> **PROBLEM**
Identify the lines that include the word "name", then copy all of them.

[START]

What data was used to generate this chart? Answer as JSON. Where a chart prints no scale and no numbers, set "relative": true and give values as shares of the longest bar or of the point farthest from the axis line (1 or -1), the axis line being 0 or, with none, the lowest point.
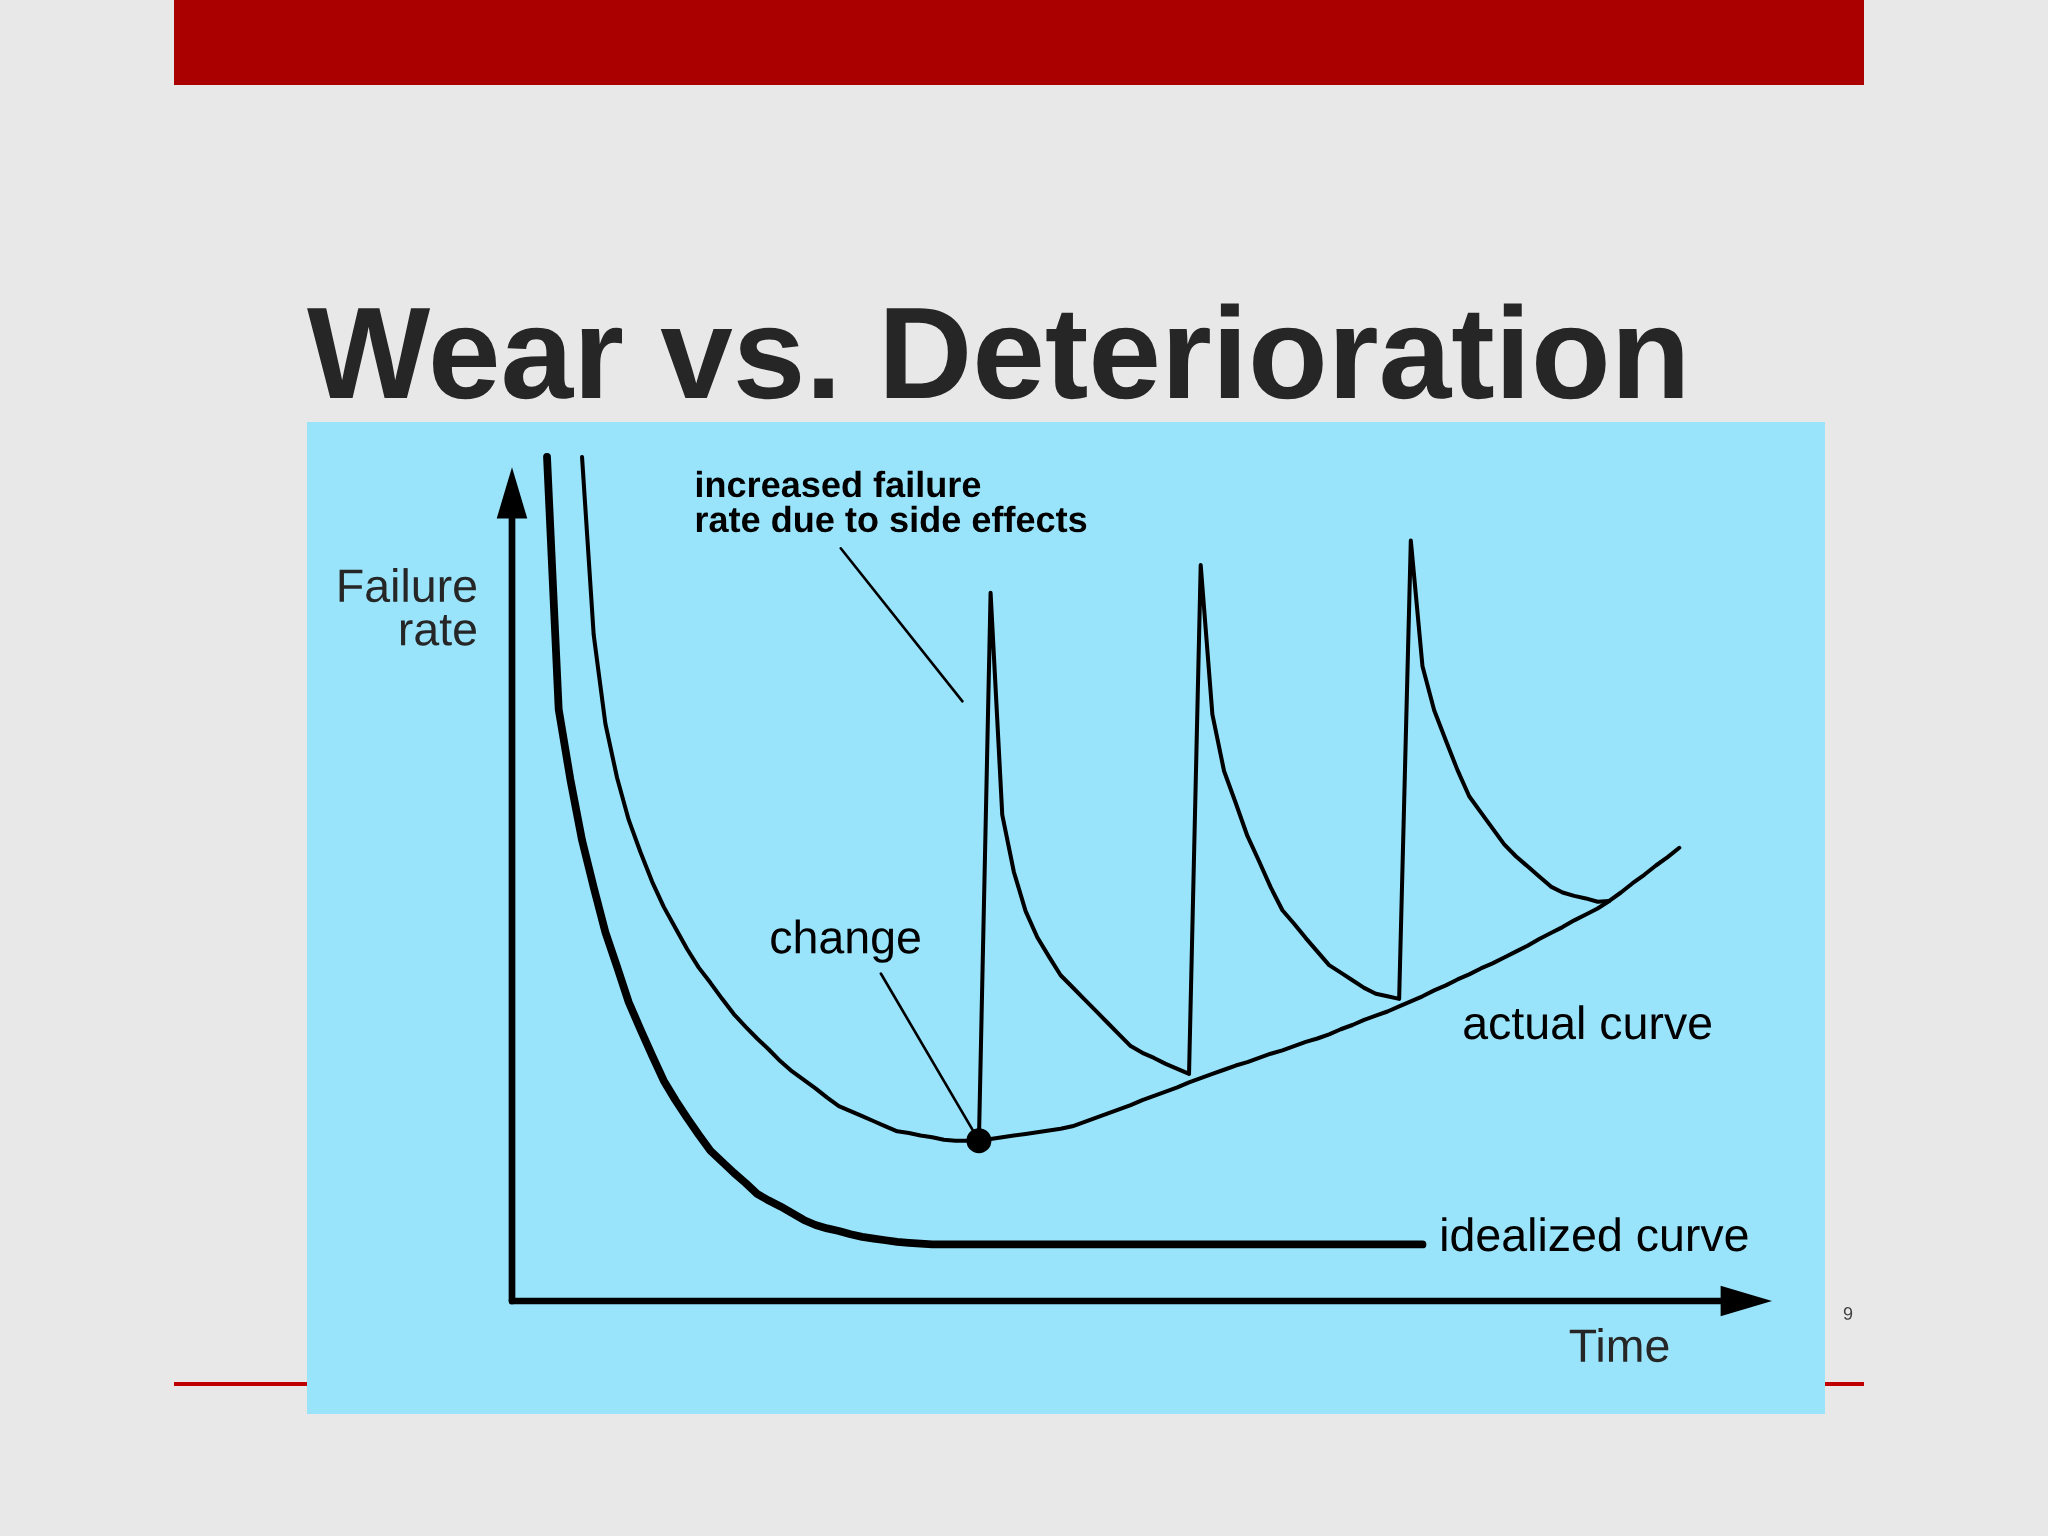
{
  "chart_data": {
    "type": "line",
    "title": "Wear vs. Deterioration",
    "ylabel": "Failure\nrate",
    "xlabel": "Time",
    "relative": true,
    "categories": [
      null,
      null,
      null,
      null,
      null,
      null,
      null,
      null,
      null,
      null,
      null,
      null,
      null,
      null,
      null,
      null,
      null,
      null,
      null,
      null,
      null,
      null,
      null,
      null,
      null,
      null,
      null,
      null,
      null,
      null,
      null,
      null,
      null,
      null,
      null,
      null,
      null,
      null,
      null,
      null,
      null,
      null,
      null,
      null,
      null,
      null,
      null,
      null,
      null,
      null,
      null,
      null,
      null,
      null,
      null,
      null,
      null,
      null,
      null,
      null,
      null,
      null,
      null,
      null,
      null,
      null,
      null,
      null,
      null,
      null,
      null,
      null,
      null,
      null,
      null,
      null,
      null,
      null,
      null,
      null,
      null,
      null,
      null,
      null,
      null,
      null,
      null,
      null,
      null,
      null,
      null,
      null,
      null,
      null,
      null,
      null,
      null,
      null,
      null,
      null,
      null
    ],
    "series": [
      {
        "name": "idealized curve",
        "color": "#000000",
        "values": [
          null,
          null,
          null,
          1.0,
          0.701,
          0.618,
          0.546,
          0.49,
          0.437,
          0.396,
          0.354,
          0.322,
          0.291,
          0.261,
          0.238,
          0.217,
          0.197,
          0.178,
          0.165,
          0.152,
          0.14,
          0.127,
          0.119,
          0.112,
          0.104,
          0.096,
          0.09,
          0.086,
          0.083,
          0.079,
          0.076,
          0.074,
          0.072,
          0.07,
          0.069,
          0.068,
          0.067,
          0.067,
          0.067,
          0.067,
          0.067,
          0.067,
          0.067,
          0.067,
          0.067,
          0.067,
          0.067,
          0.067,
          0.067,
          0.067,
          0.067,
          0.067,
          0.067,
          0.067,
          0.067,
          0.067,
          0.067,
          0.067,
          0.067,
          0.067,
          0.067,
          0.067,
          0.067,
          0.067,
          0.067,
          0.067,
          0.067,
          0.067,
          0.067,
          0.067,
          0.067,
          0.067,
          0.067,
          0.067,
          0.067,
          0.067,
          0.067,
          0.067,
          0.067,
          null,
          null,
          null,
          null,
          null,
          null,
          null,
          null,
          null,
          null,
          null,
          null,
          null,
          null,
          null,
          null,
          null,
          null,
          null,
          null,
          null,
          null
        ]
      },
      {
        "name": "actual curve",
        "color": "#000000",
        "values": [
          null,
          null,
          null,
          null,
          null,
          null,
          1.0,
          0.789,
          0.684,
          0.62,
          0.57,
          0.532,
          0.497,
          0.467,
          0.442,
          0.417,
          0.395,
          0.377,
          0.358,
          0.34,
          0.325,
          0.311,
          0.298,
          0.284,
          0.272,
          0.262,
          0.252,
          0.241,
          0.231,
          0.225,
          0.219,
          0.213,
          0.207,
          0.201,
          0.199,
          0.196,
          0.194,
          0.191,
          0.19,
          0.19,
          0.19,
          0.192,
          0.194,
          0.196,
          0.198,
          0.2,
          0.202,
          0.204,
          0.207,
          0.212,
          0.217,
          0.222,
          0.227,
          0.232,
          0.238,
          0.243,
          0.248,
          0.253,
          0.259,
          0.264,
          0.269,
          0.274,
          0.279,
          0.283,
          0.288,
          0.293,
          0.297,
          0.302,
          0.307,
          0.311,
          0.316,
          0.322,
          0.327,
          0.333,
          0.338,
          0.343,
          0.349,
          0.355,
          0.361,
          0.368,
          0.374,
          0.381,
          0.387,
          0.394,
          0.4,
          0.407,
          0.414,
          0.421,
          0.429,
          0.436,
          0.443,
          0.451,
          0.458,
          0.465,
          0.474,
          0.484,
          0.495,
          0.505,
          0.516,
          0.526,
          0.537
        ]
      },
      {
        "color": "#000000",
        "values": [
          null,
          null,
          null,
          null,
          null,
          null,
          null,
          null,
          null,
          null,
          null,
          null,
          null,
          null,
          null,
          null,
          null,
          null,
          null,
          null,
          null,
          null,
          null,
          null,
          null,
          null,
          null,
          null,
          null,
          null,
          null,
          null,
          null,
          null,
          null,
          null,
          null,
          null,
          null,
          null,
          0.19,
          0.839,
          0.576,
          0.508,
          0.462,
          0.431,
          0.408,
          0.386,
          0.372,
          0.358,
          0.344,
          0.33,
          0.316,
          0.302,
          0.294,
          0.288,
          0.281,
          0.275,
          0.269,
          0.872,
          0.695,
          0.628,
          0.59,
          0.551,
          0.521,
          0.49,
          0.463,
          0.447,
          0.43,
          0.414,
          0.398,
          0.389,
          0.38,
          0.371,
          0.364,
          0.361,
          0.358,
          0.901,
          0.752,
          0.7,
          0.664,
          0.629,
          0.598,
          0.579,
          0.56,
          0.541,
          0.527,
          0.515,
          0.503,
          0.491,
          0.484,
          0.48,
          0.477,
          0.473,
          0.474,
          null,
          null,
          null,
          null,
          null,
          null
        ]
      }
    ],
    "annotations": [
      "increased failure\nrate due to side effects",
      "change",
      "9"
    ]
  }
}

[END]

> **EXERCISE SOLUTION**
        "name": "idealized curve",
        "name": "actual curve",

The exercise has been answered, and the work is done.